## [Stored data]
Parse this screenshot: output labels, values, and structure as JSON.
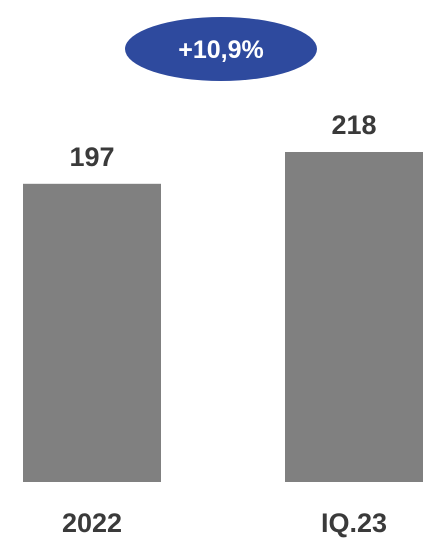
{
  "chart_data": {
    "type": "bar",
    "categories": [
      "2022",
      "IQ.23"
    ],
    "values": [
      197,
      218
    ],
    "data_labels": [
      "197",
      "218"
    ],
    "annotation": "+10,9%",
    "ylim": [
      0,
      225
    ],
    "grid": false,
    "legend": "none"
  },
  "colors": {
    "bar": "#808080",
    "badge": "#2e4a9e",
    "badge_text": "#ffffff",
    "label_text": "#3a3a3a"
  }
}
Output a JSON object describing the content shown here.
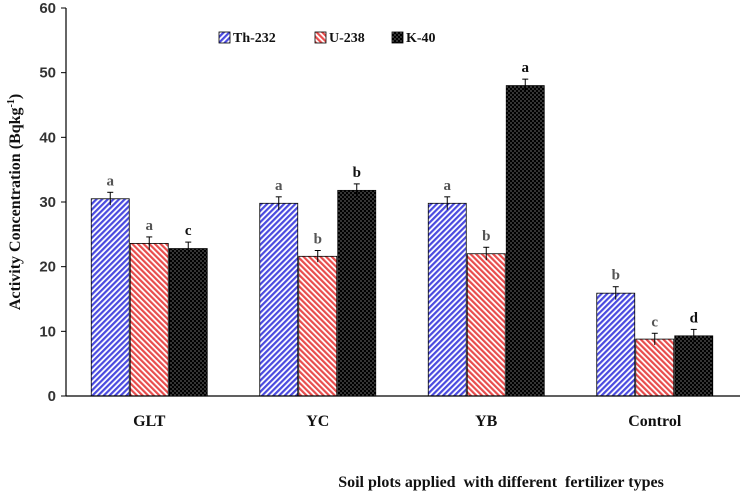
{
  "chart_data": {
    "type": "bar",
    "categories": [
      "GLT",
      "YC",
      "YB",
      "Control"
    ],
    "series": [
      {
        "name": "Th-232",
        "values": [
          30.5,
          29.8,
          29.8,
          15.9
        ],
        "errors": [
          1.0,
          1.0,
          1.0,
          1.0
        ],
        "letters": [
          "a",
          "a",
          "a",
          "b"
        ],
        "color": "#4a4adf"
      },
      {
        "name": "U-238",
        "values": [
          23.6,
          21.6,
          22.0,
          8.8
        ],
        "errors": [
          1.0,
          0.9,
          1.0,
          0.9
        ],
        "letters": [
          "a",
          "b",
          "b",
          "c"
        ],
        "color": "#e84c4c"
      },
      {
        "name": "K-40",
        "values": [
          22.8,
          31.8,
          48.0,
          9.3
        ],
        "errors": [
          1.0,
          1.0,
          1.0,
          1.0
        ],
        "letters": [
          "c",
          "b",
          "a",
          "d"
        ],
        "color": "#000000"
      }
    ],
    "title": "",
    "xlabel": "Soil plots applied  with different  fertilizer types",
    "ylabel_main": "Activity Concentration (Bqkg",
    "ylabel_sup": "-1",
    "ylabel_close": ")",
    "ylim": [
      0,
      60
    ],
    "yticks": [
      "0",
      "10",
      "20",
      "30",
      "40",
      "50",
      "60"
    ],
    "legend_position": "top-left",
    "grid": false
  }
}
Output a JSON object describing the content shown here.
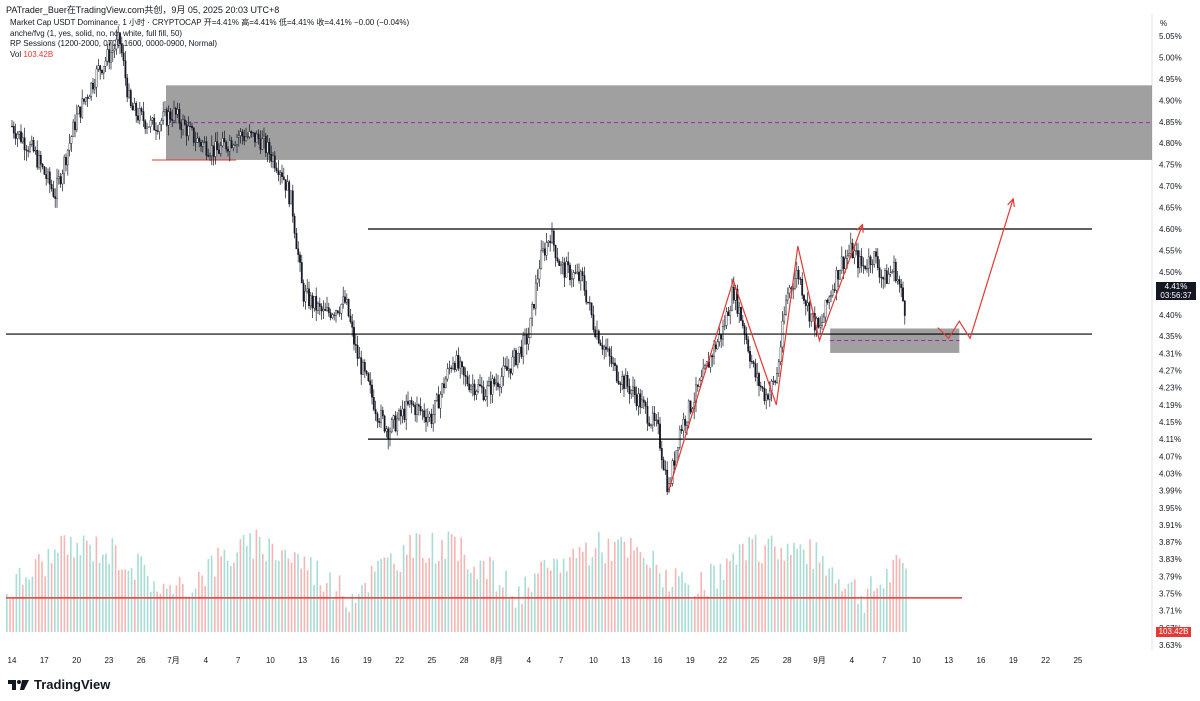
{
  "header": {
    "caption": "PATrader_Buer在TradingView.com共创，9月 05, 2025 20:03 UTC+8",
    "symbol_line": "Market Cap USDT Dominance, 1 小时 · CRYPTOCAP  开=4.41%  高=4.41%  低=4.41%  收=4.41%  −0.00 (−0.04%)",
    "indicator1": "anche/fvg (1, yes, solid, no, no, white, full fill, 50)",
    "indicator2": "RP Sessions (1200-2000, 0700-1600, 0000-0900, Normal)",
    "vol_label": "Vol",
    "vol_value": "103.42B"
  },
  "axis": {
    "unit_label": "%",
    "price_ticks": [
      "5.05%",
      "5.00%",
      "4.95%",
      "4.90%",
      "4.85%",
      "4.80%",
      "4.75%",
      "4.70%",
      "4.65%",
      "4.60%",
      "4.55%",
      "4.50%",
      "4.45%",
      "4.40%",
      "4.35%",
      "4.31%",
      "4.27%",
      "4.23%",
      "4.19%",
      "4.15%",
      "4.11%",
      "4.07%",
      "4.03%",
      "3.99%",
      "3.95%",
      "3.91%",
      "3.87%",
      "3.83%",
      "3.79%",
      "3.75%",
      "3.71%",
      "3.67%",
      "3.63%"
    ],
    "date_ticks": [
      "14",
      "17",
      "20",
      "23",
      "26",
      "7月",
      "4",
      "7",
      "10",
      "13",
      "16",
      "19",
      "22",
      "25",
      "28",
      "8月",
      "4",
      "7",
      "10",
      "13",
      "16",
      "19",
      "22",
      "25",
      "28",
      "9月",
      "4",
      "7",
      "10",
      "13",
      "16",
      "19",
      "22",
      "25"
    ]
  },
  "current_price": {
    "value": "4.41%",
    "countdown": "03:56:37"
  },
  "current_volume": "103.42B",
  "brand": "TradingView",
  "colors": {
    "up": "#26a69a",
    "down": "#ef5350",
    "annotation": "#e53935",
    "zone": "#808080"
  },
  "chart_data": {
    "type": "candlestick",
    "title": "Market Cap USDT Dominance",
    "ylabel": "%",
    "ylim": [
      3.62,
      5.07
    ],
    "x_ticks": [
      "14",
      "17",
      "20",
      "23",
      "26",
      "7月",
      "4",
      "7",
      "10",
      "13",
      "16",
      "19",
      "22",
      "25",
      "28",
      "8月",
      "4",
      "7",
      "10",
      "13",
      "16",
      "19",
      "22",
      "25",
      "28",
      "9月",
      "4",
      "7",
      "10",
      "13",
      "16",
      "19",
      "22",
      "25"
    ],
    "price_path": [
      {
        "t": "Jun 14",
        "v": 4.84
      },
      {
        "t": "Jun 16",
        "v": 4.78
      },
      {
        "t": "Jun 18",
        "v": 4.68
      },
      {
        "t": "Jun 20",
        "v": 4.86
      },
      {
        "t": "Jun 22",
        "v": 4.97
      },
      {
        "t": "Jun 24",
        "v": 5.04
      },
      {
        "t": "Jun 25",
        "v": 4.88
      },
      {
        "t": "Jun 27",
        "v": 4.84
      },
      {
        "t": "Jun 29",
        "v": 4.87
      },
      {
        "t": "Jul 1",
        "v": 4.81
      },
      {
        "t": "Jul 3",
        "v": 4.78
      },
      {
        "t": "Jul 5",
        "v": 4.82
      },
      {
        "t": "Jul 7",
        "v": 4.81
      },
      {
        "t": "Jul 9",
        "v": 4.74
      },
      {
        "t": "Jul 10",
        "v": 4.66
      },
      {
        "t": "Jul 11",
        "v": 4.45
      },
      {
        "t": "Jul 13",
        "v": 4.4
      },
      {
        "t": "Jul 15",
        "v": 4.43
      },
      {
        "t": "Jul 16",
        "v": 4.31
      },
      {
        "t": "Jul 18",
        "v": 4.17
      },
      {
        "t": "Jul 19",
        "v": 4.13
      },
      {
        "t": "Jul 21",
        "v": 4.19
      },
      {
        "t": "Jul 23",
        "v": 4.16
      },
      {
        "t": "Jul 25",
        "v": 4.3
      },
      {
        "t": "Jul 26",
        "v": 4.25
      },
      {
        "t": "Jul 28",
        "v": 4.22
      },
      {
        "t": "Jul 30",
        "v": 4.27
      },
      {
        "t": "Aug 1",
        "v": 4.35
      },
      {
        "t": "Aug 2",
        "v": 4.52
      },
      {
        "t": "Aug 3",
        "v": 4.59
      },
      {
        "t": "Aug 4",
        "v": 4.51
      },
      {
        "t": "Aug 6",
        "v": 4.48
      },
      {
        "t": "Aug 7",
        "v": 4.38
      },
      {
        "t": "Aug 9",
        "v": 4.27
      },
      {
        "t": "Aug 11",
        "v": 4.21
      },
      {
        "t": "Aug 13",
        "v": 4.13
      },
      {
        "t": "Aug 14",
        "v": 3.99
      },
      {
        "t": "Aug 15",
        "v": 4.13
      },
      {
        "t": "Aug 17",
        "v": 4.24
      },
      {
        "t": "Aug 18",
        "v": 4.31
      },
      {
        "t": "Aug 19",
        "v": 4.36
      },
      {
        "t": "Aug 20",
        "v": 4.46
      },
      {
        "t": "Aug 21",
        "v": 4.37
      },
      {
        "t": "Aug 22",
        "v": 4.26
      },
      {
        "t": "Aug 23",
        "v": 4.21
      },
      {
        "t": "Aug 24",
        "v": 4.25
      },
      {
        "t": "Aug 25",
        "v": 4.45
      },
      {
        "t": "Aug 26",
        "v": 4.5
      },
      {
        "t": "Aug 27",
        "v": 4.41
      },
      {
        "t": "Aug 28",
        "v": 4.36
      },
      {
        "t": "Aug 29",
        "v": 4.45
      },
      {
        "t": "Aug 30",
        "v": 4.52
      },
      {
        "t": "Aug 31",
        "v": 4.55
      },
      {
        "t": "Sep 1",
        "v": 4.51
      },
      {
        "t": "Sep 2",
        "v": 4.54
      },
      {
        "t": "Sep 3",
        "v": 4.48
      },
      {
        "t": "Sep 4",
        "v": 4.51
      },
      {
        "t": "Sep 5",
        "v": 4.41
      }
    ],
    "horizontal_levels": [
      4.6,
      4.355,
      4.11
    ],
    "zones": [
      {
        "from": "Jun 29",
        "to": "end",
        "low": 4.761,
        "high": 4.935,
        "mid": 4.848
      },
      {
        "from": "Aug 29",
        "to": "Sep 10",
        "low": 4.311,
        "high": 4.368,
        "mid": 4.34
      }
    ],
    "volume_reference_line": 3.74,
    "projection_path": [
      {
        "t": "Sep 8",
        "v": 4.37
      },
      {
        "t": "Sep 9",
        "v": 4.345
      },
      {
        "t": "Sep 10",
        "v": 4.385
      },
      {
        "t": "Sep 11",
        "v": 4.345
      },
      {
        "t": "Sep 15",
        "v": 4.67
      }
    ],
    "swing_annotation_path": [
      {
        "t": "Aug 14",
        "v": 3.99
      },
      {
        "t": "Aug 20",
        "v": 4.48
      },
      {
        "t": "Aug 24",
        "v": 4.19
      },
      {
        "t": "Aug 26",
        "v": 4.56
      },
      {
        "t": "Aug 28",
        "v": 4.34
      },
      {
        "t": "Sep 1",
        "v": 4.61
      }
    ]
  }
}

## [Exercise requirements]
Which lines above contain the word "Dominance"? Copy each of them.

## [Solved problem]
    "symbol_line": "Market Cap USDT Dominance, 1 小时 · CRYPTOCAP  开=4.41%  高=4.41%  低=4.41%  收=4.41%  −0.00 (−0.04%)",
    "title": "Market Cap USDT Dominance",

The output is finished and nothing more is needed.